** Start of Dataset records **
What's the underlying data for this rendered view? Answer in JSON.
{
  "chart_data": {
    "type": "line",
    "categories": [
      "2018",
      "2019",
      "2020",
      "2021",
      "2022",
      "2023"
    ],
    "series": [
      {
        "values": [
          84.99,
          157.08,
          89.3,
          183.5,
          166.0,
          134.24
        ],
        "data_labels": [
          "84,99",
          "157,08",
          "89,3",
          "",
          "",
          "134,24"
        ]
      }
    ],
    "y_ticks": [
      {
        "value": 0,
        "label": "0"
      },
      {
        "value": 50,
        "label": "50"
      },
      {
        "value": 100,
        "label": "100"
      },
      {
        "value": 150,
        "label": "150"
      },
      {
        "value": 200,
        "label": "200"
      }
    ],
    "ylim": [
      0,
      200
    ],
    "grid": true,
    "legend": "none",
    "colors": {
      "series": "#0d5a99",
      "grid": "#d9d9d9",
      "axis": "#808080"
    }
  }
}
** End of Dataset records **
▶ Task prompt: Extract each record, keeping it identical to the original.

▶ Written response:
What's the underlying data for this rendered view? Answer in JSON.
{
  "chart_data": {
    "type": "line",
    "categories": [
      "2018",
      "2019",
      "2020",
      "2021",
      "2022",
      "2023"
    ],
    "series": [
      {
        "values": [
          84.99,
          157.08,
          89.3,
          183.5,
          166.0,
          134.24
        ],
        "data_labels": [
          "84,99",
          "157,08",
          "89,3",
          "",
          "",
          "134,24"
        ]
      }
    ],
    "y_ticks": [
      {
        "value": 0,
        "label": "0"
      },
      {
        "value": 50,
        "label": "50"
      },
      {
        "value": 100,
        "label": "100"
      },
      {
        "value": 150,
        "label": "150"
      },
      {
        "value": 200,
        "label": "200"
      }
    ],
    "ylim": [
      0,
      200
    ],
    "grid": true,
    "legend": "none",
    "colors": {
      "series": "#0d5a99",
      "grid": "#d9d9d9",
      "axis": "#808080"
    }
  }
}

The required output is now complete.